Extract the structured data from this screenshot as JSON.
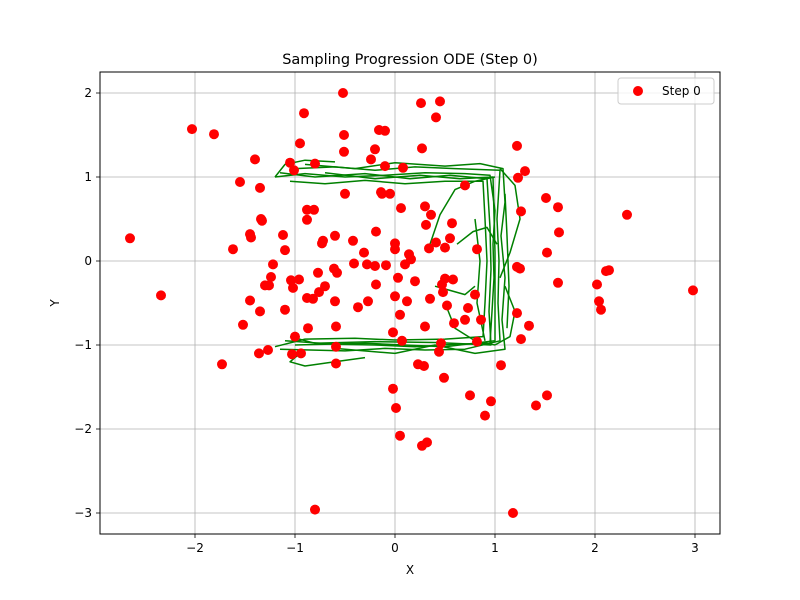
{
  "chart_data": {
    "type": "scatter",
    "title": "Sampling Progression ODE (Step 0)",
    "xlabel": "X",
    "ylabel": "Y",
    "xlim": [
      -2.95,
      3.25
    ],
    "ylim": [
      -3.25,
      2.25
    ],
    "xticks": [
      -2,
      -1,
      0,
      1,
      2,
      3
    ],
    "yticks": [
      -3,
      -2,
      -1,
      0,
      1,
      2
    ],
    "xtick_labels": [
      "−2",
      "−1",
      "0",
      "1",
      "2",
      "3"
    ],
    "ytick_labels": [
      "−3",
      "−2",
      "−1",
      "0",
      "1",
      "2"
    ],
    "grid": true,
    "legend_position": "top-right",
    "point_color": "#ff0000",
    "trajectory_color": "#008000",
    "series": [
      {
        "name": "Step 0",
        "points": [
          [
            -2.65,
            0.27
          ],
          [
            -2.34,
            -0.41
          ],
          [
            -2.03,
            1.57
          ],
          [
            -1.81,
            1.51
          ],
          [
            -1.73,
            -1.23
          ],
          [
            -1.62,
            0.14
          ],
          [
            -1.55,
            0.94
          ],
          [
            -1.52,
            -0.76
          ],
          [
            -1.45,
            -0.47
          ],
          [
            -1.45,
            0.32
          ],
          [
            -1.44,
            0.28
          ],
          [
            -1.4,
            1.21
          ],
          [
            -1.36,
            -1.1
          ],
          [
            -1.35,
            0.87
          ],
          [
            -1.35,
            -0.6
          ],
          [
            -1.34,
            0.5
          ],
          [
            -1.33,
            0.48
          ],
          [
            -1.3,
            -0.29
          ],
          [
            -1.27,
            -1.06
          ],
          [
            -1.26,
            -0.29
          ],
          [
            -1.24,
            -0.19
          ],
          [
            -1.22,
            -0.04
          ],
          [
            -1.12,
            0.31
          ],
          [
            -1.1,
            -0.58
          ],
          [
            -1.1,
            0.13
          ],
          [
            -1.05,
            1.17
          ],
          [
            -1.04,
            -0.23
          ],
          [
            -1.03,
            -1.11
          ],
          [
            -1.02,
            -0.32
          ],
          [
            -1.01,
            1.08
          ],
          [
            -1.0,
            -0.9
          ],
          [
            -0.96,
            -0.22
          ],
          [
            -0.95,
            1.4
          ],
          [
            -0.94,
            -1.1
          ],
          [
            -0.91,
            1.76
          ],
          [
            -0.88,
            0.49
          ],
          [
            -0.88,
            0.61
          ],
          [
            -0.88,
            -0.44
          ],
          [
            -0.87,
            -0.8
          ],
          [
            -0.82,
            -0.45
          ],
          [
            -0.81,
            0.61
          ],
          [
            -0.8,
            1.16
          ],
          [
            -0.8,
            -2.96
          ],
          [
            -0.77,
            -0.14
          ],
          [
            -0.76,
            -0.37
          ],
          [
            -0.73,
            0.21
          ],
          [
            -0.72,
            0.24
          ],
          [
            -0.7,
            -0.3
          ],
          [
            -0.61,
            -0.09
          ],
          [
            -0.6,
            -0.48
          ],
          [
            -0.6,
            0.3
          ],
          [
            -0.59,
            -0.78
          ],
          [
            -0.59,
            -1.02
          ],
          [
            -0.59,
            -1.22
          ],
          [
            -0.58,
            -0.14
          ],
          [
            -0.52,
            2.0
          ],
          [
            -0.51,
            1.5
          ],
          [
            -0.51,
            1.3
          ],
          [
            -0.5,
            0.8
          ],
          [
            -0.42,
            0.24
          ],
          [
            -0.41,
            -0.03
          ],
          [
            -0.37,
            -0.55
          ],
          [
            -0.31,
            0.1
          ],
          [
            -0.28,
            -0.04
          ],
          [
            -0.27,
            -0.48
          ],
          [
            -0.24,
            1.21
          ],
          [
            -0.2,
            -0.06
          ],
          [
            -0.2,
            1.33
          ],
          [
            -0.19,
            0.35
          ],
          [
            -0.19,
            -0.28
          ],
          [
            -0.16,
            1.56
          ],
          [
            -0.14,
            0.82
          ],
          [
            -0.13,
            0.8
          ],
          [
            -0.1,
            1.55
          ],
          [
            -0.1,
            1.13
          ],
          [
            -0.09,
            -0.05
          ],
          [
            -0.05,
            0.8
          ],
          [
            -0.02,
            -0.85
          ],
          [
            -0.02,
            -1.52
          ],
          [
            0.0,
            0.21
          ],
          [
            0.0,
            0.14
          ],
          [
            0.0,
            -0.42
          ],
          [
            0.01,
            -1.75
          ],
          [
            0.03,
            -0.2
          ],
          [
            0.05,
            -0.64
          ],
          [
            0.05,
            -2.08
          ],
          [
            0.06,
            0.63
          ],
          [
            0.07,
            -0.95
          ],
          [
            0.08,
            1.11
          ],
          [
            0.1,
            -0.04
          ],
          [
            0.12,
            -0.48
          ],
          [
            0.14,
            0.08
          ],
          [
            0.16,
            0.02
          ],
          [
            0.2,
            -0.24
          ],
          [
            0.23,
            -1.23
          ],
          [
            0.26,
            1.88
          ],
          [
            0.27,
            -2.2
          ],
          [
            0.27,
            1.34
          ],
          [
            0.29,
            -1.25
          ],
          [
            0.3,
            -0.78
          ],
          [
            0.3,
            0.65
          ],
          [
            0.31,
            0.43
          ],
          [
            0.32,
            -2.16
          ],
          [
            0.34,
            0.15
          ],
          [
            0.35,
            -0.45
          ],
          [
            0.36,
            0.55
          ],
          [
            0.41,
            0.22
          ],
          [
            0.41,
            1.71
          ],
          [
            0.44,
            -1.08
          ],
          [
            0.45,
            1.9
          ],
          [
            0.46,
            -0.98
          ],
          [
            0.47,
            -0.28
          ],
          [
            0.48,
            -0.37
          ],
          [
            0.49,
            -1.39
          ],
          [
            0.5,
            0.16
          ],
          [
            0.5,
            -0.21
          ],
          [
            0.52,
            -0.53
          ],
          [
            0.55,
            0.27
          ],
          [
            0.57,
            0.45
          ],
          [
            0.58,
            -0.22
          ],
          [
            0.59,
            -0.74
          ],
          [
            0.7,
            0.9
          ],
          [
            0.7,
            -0.7
          ],
          [
            0.73,
            -0.56
          ],
          [
            0.75,
            -1.6
          ],
          [
            0.8,
            -0.4
          ],
          [
            0.82,
            0.14
          ],
          [
            0.82,
            -0.96
          ],
          [
            0.86,
            -0.7
          ],
          [
            0.9,
            -1.84
          ],
          [
            0.96,
            -1.67
          ],
          [
            1.06,
            -1.24
          ],
          [
            1.22,
            -0.07
          ],
          [
            1.22,
            1.37
          ],
          [
            1.22,
            -0.62
          ],
          [
            1.23,
            0.99
          ],
          [
            1.25,
            -0.09
          ],
          [
            1.26,
            -0.93
          ],
          [
            1.26,
            0.59
          ],
          [
            1.3,
            1.07
          ],
          [
            1.34,
            -0.77
          ],
          [
            1.41,
            -1.72
          ],
          [
            1.51,
            0.75
          ],
          [
            1.52,
            0.1
          ],
          [
            1.52,
            -1.6
          ],
          [
            1.63,
            0.64
          ],
          [
            1.63,
            -0.26
          ],
          [
            1.64,
            0.34
          ],
          [
            2.02,
            -0.28
          ],
          [
            2.04,
            -0.48
          ],
          [
            2.06,
            -0.58
          ],
          [
            2.11,
            -0.12
          ],
          [
            2.14,
            -0.11
          ],
          [
            2.32,
            0.55
          ],
          [
            2.98,
            -0.35
          ],
          [
            1.18,
            -3.0
          ]
        ]
      }
    ],
    "trajectories": [
      [
        [
          -1.2,
          1.0
        ],
        [
          -0.9,
          1.04
        ],
        [
          -0.5,
          1.0
        ],
        [
          -0.1,
          1.02
        ],
        [
          0.3,
          1.05
        ],
        [
          0.7,
          1.04
        ],
        [
          0.95,
          1.02
        ],
        [
          1.0,
          0.6
        ],
        [
          0.98,
          0.2
        ],
        [
          0.99,
          -0.2
        ],
        [
          0.97,
          -0.6
        ],
        [
          0.95,
          -0.98
        ],
        [
          0.6,
          -0.99
        ],
        [
          0.2,
          -1.02
        ],
        [
          -0.2,
          -1.0
        ],
        [
          -0.6,
          -0.99
        ],
        [
          -1.1,
          -0.95
        ]
      ],
      [
        [
          -1.0,
          1.1
        ],
        [
          -0.6,
          1.12
        ],
        [
          -0.2,
          1.08
        ],
        [
          0.2,
          1.12
        ],
        [
          0.6,
          1.1
        ],
        [
          1.05,
          1.08
        ],
        [
          1.02,
          0.5
        ],
        [
          1.04,
          0.0
        ],
        [
          1.03,
          -0.5
        ],
        [
          1.05,
          -0.95
        ],
        [
          0.7,
          -1.05
        ],
        [
          0.3,
          -1.06
        ],
        [
          -0.1,
          -1.04
        ],
        [
          -0.5,
          -1.07
        ],
        [
          -1.15,
          -1.05
        ]
      ],
      [
        [
          -1.05,
          0.95
        ],
        [
          -0.7,
          0.92
        ],
        [
          -0.3,
          0.96
        ],
        [
          0.1,
          0.92
        ],
        [
          0.5,
          0.95
        ],
        [
          0.88,
          0.95
        ],
        [
          0.9,
          0.5
        ],
        [
          0.92,
          0.0
        ],
        [
          0.9,
          -0.5
        ],
        [
          0.88,
          -0.9
        ],
        [
          0.5,
          -0.93
        ],
        [
          0.0,
          -0.94
        ],
        [
          -0.4,
          -0.92
        ],
        [
          -0.9,
          -0.93
        ],
        [
          -1.2,
          -1.02
        ]
      ],
      [
        [
          -0.9,
          1.15
        ],
        [
          -0.4,
          1.1
        ],
        [
          0.0,
          1.17
        ],
        [
          0.5,
          1.13
        ],
        [
          0.85,
          1.16
        ],
        [
          1.08,
          1.1
        ],
        [
          1.1,
          0.7
        ],
        [
          1.06,
          0.3
        ],
        [
          1.1,
          -0.2
        ],
        [
          1.07,
          -0.7
        ],
        [
          1.1,
          -1.05
        ],
        [
          0.8,
          -1.1
        ],
        [
          0.4,
          -1.0
        ],
        [
          0.0,
          -1.1
        ],
        [
          -0.6,
          -1.04
        ]
      ],
      [
        [
          -1.15,
          1.05
        ],
        [
          -0.8,
          1.0
        ],
        [
          -0.3,
          1.04
        ],
        [
          0.15,
          0.98
        ],
        [
          0.55,
          1.02
        ],
        [
          0.92,
          0.98
        ],
        [
          0.95,
          0.4
        ],
        [
          0.96,
          -0.1
        ],
        [
          0.94,
          -0.6
        ],
        [
          0.96,
          -1.0
        ],
        [
          0.4,
          -0.97
        ],
        [
          -0.2,
          -0.96
        ],
        [
          -0.8,
          -0.98
        ],
        [
          -1.05,
          -0.9
        ]
      ],
      [
        [
          -0.7,
          1.05
        ],
        [
          -0.2,
          0.98
        ],
        [
          0.25,
          1.02
        ],
        [
          0.65,
          0.98
        ],
        [
          0.98,
          1.0
        ],
        [
          1.0,
          0.1
        ],
        [
          1.0,
          -0.95
        ],
        [
          0.5,
          -1.02
        ],
        [
          -0.3,
          -0.98
        ],
        [
          -1.0,
          -1.0
        ]
      ],
      [
        [
          0.35,
          0.2
        ],
        [
          0.45,
          0.55
        ],
        [
          0.6,
          0.85
        ],
        [
          0.8,
          0.95
        ],
        [
          1.0,
          1.0
        ]
      ],
      [
        [
          0.5,
          -0.5
        ],
        [
          0.6,
          -0.8
        ],
        [
          0.8,
          -0.95
        ],
        [
          1.0,
          -1.0
        ]
      ],
      [
        [
          0.62,
          0.2
        ],
        [
          0.78,
          0.35
        ],
        [
          0.92,
          0.4
        ],
        [
          1.02,
          0.2
        ]
      ],
      [
        [
          1.05,
          1.1
        ],
        [
          1.2,
          0.9
        ],
        [
          1.25,
          0.5
        ],
        [
          1.15,
          0.1
        ],
        [
          1.05,
          -0.2
        ]
      ],
      [
        [
          1.0,
          -1.0
        ],
        [
          1.15,
          -0.9
        ],
        [
          1.2,
          -0.6
        ],
        [
          1.1,
          -0.3
        ]
      ],
      [
        [
          -0.95,
          -1.1
        ],
        [
          -1.05,
          -1.2
        ],
        [
          -0.9,
          -1.25
        ],
        [
          -0.6,
          -1.2
        ],
        [
          -0.3,
          -1.15
        ]
      ],
      [
        [
          -1.2,
          1.0
        ],
        [
          -1.1,
          1.15
        ],
        [
          -0.9,
          1.2
        ],
        [
          -0.6,
          1.18
        ]
      ],
      [
        [
          0.8,
          0.5
        ],
        [
          0.85,
          0.0
        ],
        [
          0.82,
          -0.5
        ],
        [
          0.9,
          -0.95
        ]
      ],
      [
        [
          1.1,
          0.8
        ],
        [
          1.12,
          0.3
        ],
        [
          1.14,
          -0.3
        ],
        [
          1.12,
          -0.8
        ]
      ],
      [
        [
          0.4,
          -0.3
        ],
        [
          0.55,
          -0.35
        ],
        [
          0.7,
          -0.4
        ],
        [
          0.8,
          -0.3
        ]
      ]
    ]
  }
}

__To be done__. Every line that holds the word "Step" should be extracted.

__Complete response__.
    "title": "Sampling Progression ODE (Step 0)",
        "name": "Step 0",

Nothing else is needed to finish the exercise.